- Attività richieste -
• 1. Cita dal brano sui contributi di maternità il passo che comincia con «15, I. n. 1204/1971, in» e termina con «statuizioni di Cass.».
• 2. Nel brano sui contributi di maternità, da quale data la sentenza impugnata riteneva dovuti i contributi per maternità da parte delle società nate dalla trasformazione dell'ENEL?

- Brano fornito -
-=-=-
15, I. n. 1204/1971, in tema di corresponsione dell’indennità di maternità,
non consente di per sé di estendere ai contributi per la maternità l’esonero
dall’obbligo contributivo previsto per i datori di lavoro tenuti a versare
l’indennità di malattia;

che dalle statuizioni di Cass.
S.U. n. 10232 del 2003, così come quelle di Corte
cost. n. 47 del 2008, è dato piuttosto ricavare un principio di carattere
generale relativo alla natura sostanzialmente impositiva della contribuzione
previdenziale pubblica ed all’assenza di logiche di stretta correlazione tra
obbligo contributivo e prestazione alla stessa sottese;

che, per altro verso, l’individuazione delle
previsioni contrattuali collettive quali fonti esclusive dell’obbligo di
corresponsione dell’indennità di maternità da parte della società controricorrente
assolve invece al compito di giustificare la persistenza di tale obbligazione a
seguito del venir meno dell’efficacia precettiva del disposto dell’art. 1,
d.P.R. n. 145/1965, mentre, trattandosi di obbligazione di fonte collettiva, e
non più legale, il suo adempimento non può logicamente essere invocato
dall’odierna controricorrente al fine di garantirsi l’esonero dal pagamento dei
contributi previdenziali relativi all’indennità di maternità;

che, di conseguenza non può in alcun modo trarsi dall’art. 20, comma 2, d.l. n. 112/2008,
cit., alcun indizio circa la volontà del legislatore di assoggettare le società
rivenienti dal processo di trasformazione dell’ENEL al pagamento dei contributi
per maternità solo a far data dal 1°.1.2009, come invece ritenuto dalla
sentenza impugnata, atteso che tale obbligo doveva ritenersi immanente al
sistema in ragione dei rilievi di ordine sistematico dianzi enunciati, restando
naturalmente salva la facoltà del legislatore di renderlo manifesto attraverso
un’apposita disposizione di legge a carattere meramente ricognitivo (cfr. in
tal senso, tra le tante, Corte cost. nn. 230 del 2016, 346 del 2010, 401 del 2007);

che contrari argomenti non possono desumersi dall’art. 3, comma 2, I. n. 218/1990,
che, oltre i diritti quesiti, ha fatto salvi «gli effetti di leggi speciali e
quelli rivenienti dalla originaria natura pubblica dell’ente di appartenenza»,
giacché tale disposizione, originariamente introdotta per i dipendenti degli
enti creditizi e successivamente estesa anche ai dipendenti dell’ENEL in virtù
del d.l. n. 198/1993 (conv. con I. 292/1993), si riferisce espressamente ed
esclusivamente alle situazioni giuridiche dei dipendenti degli enti pubblici
oggetto di trasformazione in soggetti di diritto privato e non può in alcun
modo costituire la base normativa per attribuire situazioni di vantaggio in
favore dei loro datori di lavoro;

che, non essendosi la Corte territoriale uniformata
all’anzidetto principio di diritto, la sentenza impugnata va cassata e, non
apparendo necessari ulteriori accertamenti di fatto, la causa va decisa nel
merito dichiarando dovuti i contributi di cui alla cartella opposta;

che la particolare complessità della materia, che ha
ricevuto una sistemazione in questa sede di legittimità soltanto
successivamente alla pronuncia impugnata, suggerisce la compensazione delle
spese dell’intero processo;

 

P.Q.M.
-=-=-
- Estratti delle voci -
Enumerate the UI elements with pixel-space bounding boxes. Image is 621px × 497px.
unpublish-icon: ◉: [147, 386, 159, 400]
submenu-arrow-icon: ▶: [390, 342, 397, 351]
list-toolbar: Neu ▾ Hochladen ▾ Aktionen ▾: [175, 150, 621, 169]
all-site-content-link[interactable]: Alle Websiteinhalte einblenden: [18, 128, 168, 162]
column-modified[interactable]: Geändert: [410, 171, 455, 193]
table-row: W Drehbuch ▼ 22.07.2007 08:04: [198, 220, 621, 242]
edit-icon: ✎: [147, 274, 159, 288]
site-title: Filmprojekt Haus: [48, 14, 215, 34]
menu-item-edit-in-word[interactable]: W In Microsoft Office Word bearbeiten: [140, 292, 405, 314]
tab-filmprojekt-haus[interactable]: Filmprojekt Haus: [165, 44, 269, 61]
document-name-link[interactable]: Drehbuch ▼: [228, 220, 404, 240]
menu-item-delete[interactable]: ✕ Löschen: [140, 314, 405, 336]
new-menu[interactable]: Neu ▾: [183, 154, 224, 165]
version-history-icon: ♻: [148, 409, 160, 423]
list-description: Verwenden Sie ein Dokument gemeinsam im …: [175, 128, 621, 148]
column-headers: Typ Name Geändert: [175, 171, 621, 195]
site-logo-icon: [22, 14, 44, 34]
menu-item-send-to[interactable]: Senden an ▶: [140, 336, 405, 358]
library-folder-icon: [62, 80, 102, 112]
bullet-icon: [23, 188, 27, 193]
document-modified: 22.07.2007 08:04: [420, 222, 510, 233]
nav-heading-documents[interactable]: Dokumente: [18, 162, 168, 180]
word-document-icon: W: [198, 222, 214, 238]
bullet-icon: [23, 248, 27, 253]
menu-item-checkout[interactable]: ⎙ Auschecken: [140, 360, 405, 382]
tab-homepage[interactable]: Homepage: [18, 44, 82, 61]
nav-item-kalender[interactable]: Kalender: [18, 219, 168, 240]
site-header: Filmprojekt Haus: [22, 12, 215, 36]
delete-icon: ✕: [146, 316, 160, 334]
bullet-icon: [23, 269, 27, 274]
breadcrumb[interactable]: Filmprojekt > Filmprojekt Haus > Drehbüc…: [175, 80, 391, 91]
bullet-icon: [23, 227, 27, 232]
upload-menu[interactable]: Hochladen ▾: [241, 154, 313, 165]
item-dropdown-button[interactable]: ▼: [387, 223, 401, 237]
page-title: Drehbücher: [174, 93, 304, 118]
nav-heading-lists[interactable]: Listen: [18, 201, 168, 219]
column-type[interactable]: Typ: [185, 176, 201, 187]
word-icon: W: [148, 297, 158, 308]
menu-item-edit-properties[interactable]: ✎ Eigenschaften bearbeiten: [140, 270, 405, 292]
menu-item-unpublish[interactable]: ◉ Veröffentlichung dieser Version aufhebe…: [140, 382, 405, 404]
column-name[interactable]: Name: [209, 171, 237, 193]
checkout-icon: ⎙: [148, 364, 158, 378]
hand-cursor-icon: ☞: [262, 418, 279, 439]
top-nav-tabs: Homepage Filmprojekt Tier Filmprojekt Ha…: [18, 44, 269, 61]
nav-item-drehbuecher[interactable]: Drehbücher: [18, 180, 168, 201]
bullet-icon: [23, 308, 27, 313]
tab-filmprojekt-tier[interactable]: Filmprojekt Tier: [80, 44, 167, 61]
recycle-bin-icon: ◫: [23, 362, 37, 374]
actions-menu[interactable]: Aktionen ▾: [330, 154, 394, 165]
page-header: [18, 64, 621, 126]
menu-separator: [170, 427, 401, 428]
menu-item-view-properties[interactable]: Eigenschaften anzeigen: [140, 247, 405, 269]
-=-=-
- Esercizio svolto -
• 1.
15, I. n. 1204/1971, in tema di corresponsione dell’indennità di maternità,
non consente di per sé di estendere ai contributi per la maternità l’esonero
dall’obbligo contributivo previsto per i datori di lavoro tenuti a versare
l’indennità di malattia;

che dalle statuizioni di Cass.

• 2. Dal 1° gennaio 2009.